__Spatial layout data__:
- - - - -

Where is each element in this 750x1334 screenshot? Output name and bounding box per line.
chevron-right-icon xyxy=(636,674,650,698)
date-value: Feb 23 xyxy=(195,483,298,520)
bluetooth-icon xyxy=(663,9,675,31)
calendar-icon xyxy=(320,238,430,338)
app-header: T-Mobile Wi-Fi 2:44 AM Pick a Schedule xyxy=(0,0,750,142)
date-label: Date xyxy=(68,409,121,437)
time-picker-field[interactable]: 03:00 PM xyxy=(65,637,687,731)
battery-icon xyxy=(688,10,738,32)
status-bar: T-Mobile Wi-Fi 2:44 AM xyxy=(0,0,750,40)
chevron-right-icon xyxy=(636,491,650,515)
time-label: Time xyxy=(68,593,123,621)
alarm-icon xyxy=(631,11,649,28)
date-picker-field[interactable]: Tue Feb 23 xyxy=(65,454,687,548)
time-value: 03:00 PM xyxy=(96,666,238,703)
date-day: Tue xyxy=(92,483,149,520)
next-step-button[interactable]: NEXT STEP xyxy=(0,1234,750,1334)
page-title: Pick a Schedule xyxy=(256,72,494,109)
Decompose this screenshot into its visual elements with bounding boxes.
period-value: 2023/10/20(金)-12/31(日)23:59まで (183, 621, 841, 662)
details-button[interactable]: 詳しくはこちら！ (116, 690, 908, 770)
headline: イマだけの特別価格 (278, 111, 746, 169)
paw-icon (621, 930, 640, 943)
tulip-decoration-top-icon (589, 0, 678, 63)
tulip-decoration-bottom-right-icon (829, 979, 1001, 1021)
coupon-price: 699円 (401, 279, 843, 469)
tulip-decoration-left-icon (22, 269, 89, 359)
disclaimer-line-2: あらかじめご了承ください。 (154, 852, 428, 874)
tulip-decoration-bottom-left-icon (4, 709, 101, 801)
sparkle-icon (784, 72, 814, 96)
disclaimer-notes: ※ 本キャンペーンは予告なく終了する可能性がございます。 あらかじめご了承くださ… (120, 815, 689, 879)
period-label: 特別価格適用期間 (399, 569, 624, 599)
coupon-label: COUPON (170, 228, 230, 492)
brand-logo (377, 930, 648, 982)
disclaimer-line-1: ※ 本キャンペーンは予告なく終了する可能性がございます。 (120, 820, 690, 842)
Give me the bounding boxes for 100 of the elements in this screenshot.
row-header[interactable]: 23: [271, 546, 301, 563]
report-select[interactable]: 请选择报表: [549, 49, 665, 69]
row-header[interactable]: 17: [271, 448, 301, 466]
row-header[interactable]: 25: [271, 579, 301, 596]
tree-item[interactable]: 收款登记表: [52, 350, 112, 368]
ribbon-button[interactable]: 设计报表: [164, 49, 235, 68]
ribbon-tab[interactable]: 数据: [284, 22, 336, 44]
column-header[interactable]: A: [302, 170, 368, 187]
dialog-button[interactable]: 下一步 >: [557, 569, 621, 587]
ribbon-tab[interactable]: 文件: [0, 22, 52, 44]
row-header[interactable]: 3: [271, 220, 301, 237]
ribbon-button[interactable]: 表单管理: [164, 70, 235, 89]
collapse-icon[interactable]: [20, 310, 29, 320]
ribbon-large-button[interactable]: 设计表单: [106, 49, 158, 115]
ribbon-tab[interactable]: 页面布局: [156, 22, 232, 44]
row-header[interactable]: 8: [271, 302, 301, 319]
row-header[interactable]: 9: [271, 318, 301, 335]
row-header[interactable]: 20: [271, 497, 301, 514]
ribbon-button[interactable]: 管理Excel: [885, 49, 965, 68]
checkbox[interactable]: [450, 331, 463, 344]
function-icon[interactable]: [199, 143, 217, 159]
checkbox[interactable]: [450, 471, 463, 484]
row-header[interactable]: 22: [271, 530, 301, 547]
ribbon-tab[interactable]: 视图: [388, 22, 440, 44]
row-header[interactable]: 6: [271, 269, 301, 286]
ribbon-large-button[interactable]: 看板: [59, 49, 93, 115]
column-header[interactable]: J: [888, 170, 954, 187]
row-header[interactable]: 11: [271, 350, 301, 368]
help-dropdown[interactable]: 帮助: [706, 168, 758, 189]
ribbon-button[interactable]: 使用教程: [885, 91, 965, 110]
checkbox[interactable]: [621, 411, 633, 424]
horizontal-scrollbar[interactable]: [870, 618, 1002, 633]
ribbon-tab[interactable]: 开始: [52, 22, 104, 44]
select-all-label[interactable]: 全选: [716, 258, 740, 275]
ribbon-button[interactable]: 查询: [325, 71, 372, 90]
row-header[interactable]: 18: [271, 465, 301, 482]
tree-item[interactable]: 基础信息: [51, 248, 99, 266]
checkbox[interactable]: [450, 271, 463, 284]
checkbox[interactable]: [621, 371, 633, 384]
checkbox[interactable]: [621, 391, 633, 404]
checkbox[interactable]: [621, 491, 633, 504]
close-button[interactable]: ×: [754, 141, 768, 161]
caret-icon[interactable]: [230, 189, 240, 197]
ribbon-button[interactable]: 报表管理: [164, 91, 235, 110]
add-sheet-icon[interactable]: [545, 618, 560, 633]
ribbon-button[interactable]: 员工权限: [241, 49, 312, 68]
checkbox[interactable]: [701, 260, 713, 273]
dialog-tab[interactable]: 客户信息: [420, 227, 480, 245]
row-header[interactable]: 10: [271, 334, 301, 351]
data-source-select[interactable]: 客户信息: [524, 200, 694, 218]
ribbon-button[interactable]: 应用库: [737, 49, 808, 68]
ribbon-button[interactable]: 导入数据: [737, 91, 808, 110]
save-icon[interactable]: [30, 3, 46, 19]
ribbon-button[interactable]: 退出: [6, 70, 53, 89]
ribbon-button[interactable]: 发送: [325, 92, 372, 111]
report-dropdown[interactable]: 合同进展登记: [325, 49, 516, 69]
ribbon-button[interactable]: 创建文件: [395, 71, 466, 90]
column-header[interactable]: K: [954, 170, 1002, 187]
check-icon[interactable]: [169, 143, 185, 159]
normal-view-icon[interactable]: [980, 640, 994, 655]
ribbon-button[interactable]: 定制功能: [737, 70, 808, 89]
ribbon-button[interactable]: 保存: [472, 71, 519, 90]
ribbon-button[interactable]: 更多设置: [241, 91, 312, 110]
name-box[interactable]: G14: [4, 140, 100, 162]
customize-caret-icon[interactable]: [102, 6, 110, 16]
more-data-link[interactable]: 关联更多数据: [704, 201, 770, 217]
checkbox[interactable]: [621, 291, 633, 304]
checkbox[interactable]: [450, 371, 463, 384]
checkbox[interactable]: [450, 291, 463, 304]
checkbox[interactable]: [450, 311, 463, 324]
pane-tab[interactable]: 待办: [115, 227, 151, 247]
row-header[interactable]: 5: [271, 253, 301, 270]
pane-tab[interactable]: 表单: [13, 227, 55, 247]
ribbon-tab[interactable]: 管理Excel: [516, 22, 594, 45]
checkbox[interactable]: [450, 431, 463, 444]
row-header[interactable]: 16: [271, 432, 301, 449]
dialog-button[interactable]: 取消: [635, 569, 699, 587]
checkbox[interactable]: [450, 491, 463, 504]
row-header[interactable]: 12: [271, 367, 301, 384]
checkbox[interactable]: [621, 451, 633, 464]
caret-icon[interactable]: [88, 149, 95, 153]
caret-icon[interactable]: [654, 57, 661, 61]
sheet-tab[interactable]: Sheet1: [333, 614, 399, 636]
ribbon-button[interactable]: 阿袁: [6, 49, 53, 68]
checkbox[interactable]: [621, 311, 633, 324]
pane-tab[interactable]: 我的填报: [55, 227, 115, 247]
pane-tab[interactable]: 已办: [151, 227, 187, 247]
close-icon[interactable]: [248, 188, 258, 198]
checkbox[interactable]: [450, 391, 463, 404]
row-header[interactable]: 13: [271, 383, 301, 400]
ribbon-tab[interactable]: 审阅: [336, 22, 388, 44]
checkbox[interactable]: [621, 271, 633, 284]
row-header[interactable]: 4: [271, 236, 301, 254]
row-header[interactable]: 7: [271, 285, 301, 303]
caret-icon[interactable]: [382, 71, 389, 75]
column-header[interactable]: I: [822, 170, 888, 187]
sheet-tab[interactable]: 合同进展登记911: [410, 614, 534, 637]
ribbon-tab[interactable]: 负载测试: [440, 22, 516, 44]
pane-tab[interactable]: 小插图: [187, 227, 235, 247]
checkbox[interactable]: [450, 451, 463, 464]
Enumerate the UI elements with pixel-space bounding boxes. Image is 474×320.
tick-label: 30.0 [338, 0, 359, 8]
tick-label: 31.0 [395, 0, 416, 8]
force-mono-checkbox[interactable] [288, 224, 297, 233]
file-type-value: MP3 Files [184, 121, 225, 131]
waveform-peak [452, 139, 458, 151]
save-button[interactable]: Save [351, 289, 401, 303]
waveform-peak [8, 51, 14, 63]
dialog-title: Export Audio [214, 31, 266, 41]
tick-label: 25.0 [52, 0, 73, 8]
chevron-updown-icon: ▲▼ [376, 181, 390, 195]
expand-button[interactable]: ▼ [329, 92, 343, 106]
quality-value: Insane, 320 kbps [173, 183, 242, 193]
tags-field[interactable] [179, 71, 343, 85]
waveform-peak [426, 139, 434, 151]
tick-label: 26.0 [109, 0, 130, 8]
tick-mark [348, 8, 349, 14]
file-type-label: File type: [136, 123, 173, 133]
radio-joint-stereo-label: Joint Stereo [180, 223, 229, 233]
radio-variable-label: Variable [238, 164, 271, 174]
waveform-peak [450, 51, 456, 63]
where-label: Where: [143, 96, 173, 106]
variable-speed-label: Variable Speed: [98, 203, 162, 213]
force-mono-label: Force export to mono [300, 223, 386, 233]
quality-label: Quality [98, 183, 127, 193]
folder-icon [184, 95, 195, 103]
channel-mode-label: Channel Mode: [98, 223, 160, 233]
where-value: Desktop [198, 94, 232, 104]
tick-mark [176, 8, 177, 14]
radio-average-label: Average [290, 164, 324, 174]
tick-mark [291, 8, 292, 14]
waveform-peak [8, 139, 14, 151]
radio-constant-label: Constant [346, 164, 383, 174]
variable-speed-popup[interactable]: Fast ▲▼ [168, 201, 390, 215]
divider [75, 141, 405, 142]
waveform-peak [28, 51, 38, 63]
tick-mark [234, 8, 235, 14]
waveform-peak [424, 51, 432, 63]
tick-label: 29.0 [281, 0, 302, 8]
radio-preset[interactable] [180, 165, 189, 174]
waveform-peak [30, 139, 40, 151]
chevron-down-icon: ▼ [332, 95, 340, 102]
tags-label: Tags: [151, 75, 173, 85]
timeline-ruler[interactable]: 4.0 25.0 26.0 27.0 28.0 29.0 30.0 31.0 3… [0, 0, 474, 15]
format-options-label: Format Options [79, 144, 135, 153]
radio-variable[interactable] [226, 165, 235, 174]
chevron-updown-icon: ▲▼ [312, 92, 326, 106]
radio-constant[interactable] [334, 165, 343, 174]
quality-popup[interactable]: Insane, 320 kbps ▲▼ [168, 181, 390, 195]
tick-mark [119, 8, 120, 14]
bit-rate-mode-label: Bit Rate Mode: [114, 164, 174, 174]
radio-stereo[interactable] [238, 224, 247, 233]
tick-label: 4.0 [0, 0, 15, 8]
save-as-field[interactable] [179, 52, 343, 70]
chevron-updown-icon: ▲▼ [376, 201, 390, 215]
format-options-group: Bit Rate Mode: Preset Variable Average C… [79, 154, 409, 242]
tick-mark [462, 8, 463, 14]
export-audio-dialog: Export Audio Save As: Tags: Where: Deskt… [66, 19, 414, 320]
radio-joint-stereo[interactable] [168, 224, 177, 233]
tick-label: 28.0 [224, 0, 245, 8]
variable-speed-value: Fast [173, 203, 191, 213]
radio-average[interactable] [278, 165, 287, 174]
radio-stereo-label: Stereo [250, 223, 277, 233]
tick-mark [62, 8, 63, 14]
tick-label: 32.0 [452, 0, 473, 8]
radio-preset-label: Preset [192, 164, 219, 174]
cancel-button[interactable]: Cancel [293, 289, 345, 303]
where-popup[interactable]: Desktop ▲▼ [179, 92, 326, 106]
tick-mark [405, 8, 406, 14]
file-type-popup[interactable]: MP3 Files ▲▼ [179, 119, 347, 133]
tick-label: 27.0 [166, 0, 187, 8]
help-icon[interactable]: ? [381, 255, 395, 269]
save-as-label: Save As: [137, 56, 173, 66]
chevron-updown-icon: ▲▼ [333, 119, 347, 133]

- - - - -

__What this task involves__:
Can you reproduce the lines above, from the first one through the line containing "calendar-icon xyxy=(320,238,430,338)", with nothing changed?

__Result for this exercise__:
Where is each element in this 750x1334 screenshot? Output name and bounding box per line.
chevron-right-icon xyxy=(636,674,650,698)
date-value: Feb 23 xyxy=(195,483,298,520)
bluetooth-icon xyxy=(663,9,675,31)
calendar-icon xyxy=(320,238,430,338)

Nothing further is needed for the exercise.